**Problem to solve**
Copy out, unchanged, the stretch of lines from the one containing "daylight-minutes: and and 50" through the one containing "daylight-minutes: and and 10".

**Items taken from a dataset**
□ □ □ □ □ □ □

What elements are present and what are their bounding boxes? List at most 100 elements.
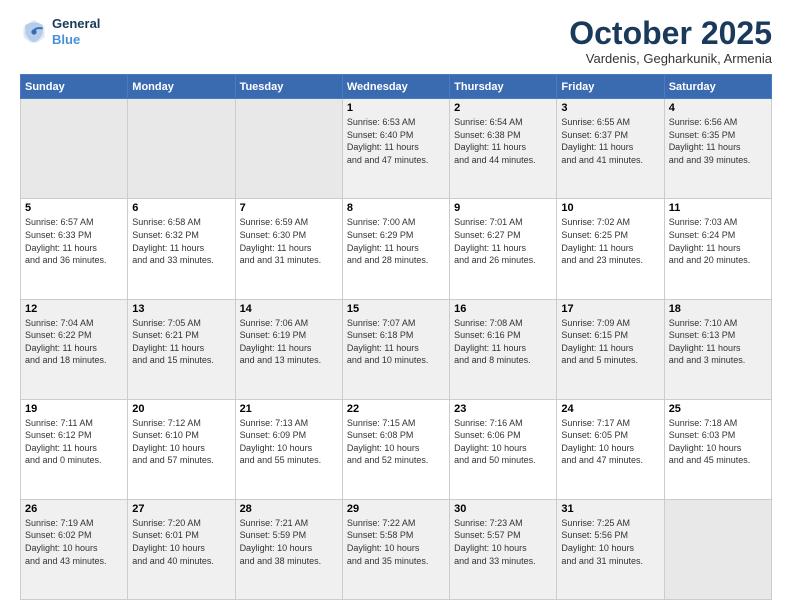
daylight-minutes: and and 50 minutes.	[454, 455, 536, 465]
calendar-week-row: 26Sunrise: 7:19 AMSunset: 6:02 PMDayligh…	[21, 499, 772, 599]
cell-date-number: 24	[561, 403, 659, 415]
weekday-header: Thursday	[450, 75, 557, 99]
cell-info: Sunrise: 7:12 AMSunset: 6:10 PMDaylight:…	[132, 417, 230, 467]
daylight-hours: Daylight: 10 hours	[454, 543, 527, 553]
cell-info: Sunrise: 7:09 AMSunset: 6:15 PMDaylight:…	[561, 317, 659, 367]
cell-date-number: 2	[454, 102, 552, 114]
daylight-hours: Daylight: 11 hours	[132, 343, 204, 353]
weekday-header: Sunday	[21, 75, 128, 99]
daylight-minutes: and and 15 minutes.	[132, 355, 214, 365]
header: General Blue October 2025 Vardenis, Gegh…	[20, 16, 772, 66]
sunrise-text: Sunrise: 7:19 AM	[25, 518, 94, 528]
daylight-minutes: and and 10 minutes.	[347, 355, 429, 365]
cell-info: Sunrise: 7:08 AMSunset: 6:16 PMDaylight:…	[454, 317, 552, 367]
logo-icon	[20, 18, 48, 46]
calendar-cell: 4Sunrise: 6:56 AMSunset: 6:35 PMDaylight…	[664, 99, 771, 199]
calendar-cell: 22Sunrise: 7:15 AMSunset: 6:08 PMDayligh…	[342, 399, 449, 499]
sunrise-text: Sunrise: 6:59 AM	[240, 217, 309, 227]
daylight-hours: Daylight: 10 hours	[561, 443, 634, 453]
cell-date-number: 19	[25, 403, 123, 415]
cell-info: Sunrise: 6:58 AMSunset: 6:32 PMDaylight:…	[132, 216, 230, 266]
cell-info: Sunrise: 6:54 AMSunset: 6:38 PMDaylight:…	[454, 116, 552, 166]
cell-date-number: 16	[454, 303, 552, 315]
daylight-hours: Daylight: 11 hours	[561, 243, 633, 253]
sunset-text: Sunset: 6:16 PM	[454, 330, 521, 340]
sunset-text: Sunset: 6:09 PM	[240, 430, 307, 440]
sunset-text: Sunset: 6:35 PM	[669, 130, 736, 140]
sunrise-text: Sunrise: 6:53 AM	[347, 117, 416, 127]
sunrise-text: Sunrise: 7:03 AM	[669, 217, 738, 227]
daylight-minutes: and and 31 minutes.	[561, 556, 643, 566]
calendar-week-row: 1Sunrise: 6:53 AMSunset: 6:40 PMDaylight…	[21, 99, 772, 199]
calendar-cell: 8Sunrise: 7:00 AMSunset: 6:29 PMDaylight…	[342, 199, 449, 299]
calendar-cell: 25Sunrise: 7:18 AMSunset: 6:03 PMDayligh…	[664, 399, 771, 499]
sunrise-text: Sunrise: 7:15 AM	[347, 418, 416, 428]
cell-date-number: 6	[132, 202, 230, 214]
sunset-text: Sunset: 6:37 PM	[561, 130, 628, 140]
sunset-text: Sunset: 6:08 PM	[347, 430, 414, 440]
daylight-minutes: and and 33 minutes.	[454, 556, 536, 566]
calendar-cell: 31Sunrise: 7:25 AMSunset: 5:56 PMDayligh…	[557, 499, 664, 599]
daylight-minutes: and and 35 minutes.	[347, 556, 429, 566]
daylight-minutes: and and 47 minutes.	[347, 155, 429, 165]
sunrise-text: Sunrise: 7:02 AM	[561, 217, 630, 227]
sunrise-text: Sunrise: 6:55 AM	[561, 117, 630, 127]
daylight-minutes: and and 20 minutes.	[669, 255, 751, 265]
daylight-minutes: and and 57 minutes.	[132, 455, 214, 465]
sunrise-text: Sunrise: 7:16 AM	[454, 418, 523, 428]
cell-info: Sunrise: 7:21 AMSunset: 5:59 PMDaylight:…	[240, 517, 338, 567]
sunrise-text: Sunrise: 7:25 AM	[561, 518, 630, 528]
sunset-text: Sunset: 6:15 PM	[561, 330, 628, 340]
daylight-minutes: and and 26 minutes.	[454, 255, 536, 265]
cell-date-number: 15	[347, 303, 445, 315]
calendar-cell: 16 Sunrise: 7:08 AMSunset: 6:16 PMDayligh…	[450, 299, 557, 399]
logo-text: General Blue	[52, 16, 100, 47]
daylight-minutes: and and 44 minutes.	[454, 155, 536, 165]
sunset-text: Sunset: 6:05 PM	[561, 430, 628, 440]
daylight-minutes: and and 40 minutes.	[132, 556, 214, 566]
daylight-hours: Daylight: 10 hours	[240, 443, 313, 453]
sunrise-text: Sunrise: 7:04 AM	[25, 318, 94, 328]
calendar-cell	[235, 99, 342, 199]
sunrise-text: Sunrise: 6:58 AM	[132, 217, 201, 227]
daylight-minutes: and and 18 minutes.	[25, 355, 107, 365]
calendar-table: SundayMondayTuesdayWednesdayThursdayFrid…	[20, 74, 772, 600]
calendar-week-row: 5Sunrise: 6:57 AMSunset: 6:33 PMDaylight…	[21, 199, 772, 299]
sunset-text: Sunset: 6:18 PM	[347, 330, 414, 340]
calendar-cell: 12Sunrise: 7:04 AMSunset: 6:22 PMDayligh…	[21, 299, 128, 399]
calendar-cell: 7Sunrise: 6:59 AMSunset: 6:30 PMDaylight…	[235, 199, 342, 299]
cell-date-number: 14	[240, 303, 338, 315]
calendar-cell: 9Sunrise: 7:01 AMSunset: 6:27 PMDaylight…	[450, 199, 557, 299]
daylight-hours: Daylight: 11 hours	[561, 343, 633, 353]
daylight-hours: Daylight: 11 hours	[25, 343, 97, 353]
calendar-cell: 15 Sunrise: 7:07 AMSunset: 6:18 PMDayligh…	[342, 299, 449, 399]
cell-info: Sunrise: 7:07 AMSunset: 6:18 PMDaylight:…	[347, 317, 445, 367]
title-area: October 2025 Vardenis, Gegharkunik, Arme…	[569, 16, 772, 66]
daylight-hours: Daylight: 11 hours	[25, 443, 97, 453]
calendar-cell: 27Sunrise: 7:20 AMSunset: 6:01 PMDayligh…	[128, 499, 235, 599]
daylight-minutes: and and 3 minutes.	[669, 355, 746, 365]
cell-date-number: 3	[561, 102, 659, 114]
cell-date-number: 28	[240, 503, 338, 515]
cell-info: Sunrise: 7:00 AMSunset: 6:29 PMDaylight:…	[347, 216, 445, 266]
cell-info: Sunrise: 7:06 AMSunset: 6:19 PMDaylight:…	[240, 317, 338, 367]
calendar-cell: 10Sunrise: 7:02 AMSunset: 6:25 PMDayligh…	[557, 199, 664, 299]
cell-date-number: 17	[561, 303, 659, 315]
calendar-cell: 30Sunrise: 7:23 AMSunset: 5:57 PMDayligh…	[450, 499, 557, 599]
daylight-hours: Daylight: 11 hours	[347, 343, 419, 353]
cell-info: Sunrise: 7:03 AMSunset: 6:24 PMDaylight:…	[669, 216, 767, 266]
cell-date-number: 13	[132, 303, 230, 315]
cell-date-number: 29	[347, 503, 445, 515]
cell-date-number: 9	[454, 202, 552, 214]
cell-date-number: 26	[25, 503, 123, 515]
daylight-hours: Daylight: 11 hours	[240, 343, 312, 353]
sunrise-text: Sunrise: 6:57 AM	[25, 217, 94, 227]
sunset-text: Sunset: 6:10 PM	[132, 430, 199, 440]
daylight-hours: Daylight: 10 hours	[25, 543, 98, 553]
sunset-text: Sunset: 6:25 PM	[561, 230, 628, 240]
sunrise-text: Sunrise: 7:12 AM	[132, 418, 201, 428]
calendar-cell: 14 Sunrise: 7:06 AMSunset: 6:19 PMDayligh…	[235, 299, 342, 399]
daylight-hours: Daylight: 11 hours	[25, 243, 97, 253]
daylight-hours: Daylight: 11 hours	[347, 142, 419, 152]
weekday-header: Tuesday	[235, 75, 342, 99]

□ □ □ □ □ □ □

**Response for this exercise**
daylight-minutes: and and 50 minutes.	[454, 455, 536, 465]
calendar-week-row: 26Sunrise: 7:19 AMSunset: 6:02 PMDayligh…	[21, 499, 772, 599]
cell-date-number: 24	[561, 403, 659, 415]
weekday-header: Thursday	[450, 75, 557, 99]
cell-info: Sunrise: 7:12 AMSunset: 6:10 PMDaylight:…	[132, 417, 230, 467]
daylight-hours: Daylight: 10 hours	[454, 543, 527, 553]
cell-info: Sunrise: 7:09 AMSunset: 6:15 PMDaylight:…	[561, 317, 659, 367]
cell-date-number: 2	[454, 102, 552, 114]
daylight-hours: Daylight: 11 hours	[132, 343, 204, 353]
weekday-header: Sunday	[21, 75, 128, 99]
daylight-minutes: and and 15 minutes.	[132, 355, 214, 365]
header: General Blue October 2025 Vardenis, Gegh…	[20, 16, 772, 66]
sunrise-text: Sunrise: 7:19 AM	[25, 518, 94, 528]
daylight-minutes: and and 10 minutes.	[347, 355, 429, 365]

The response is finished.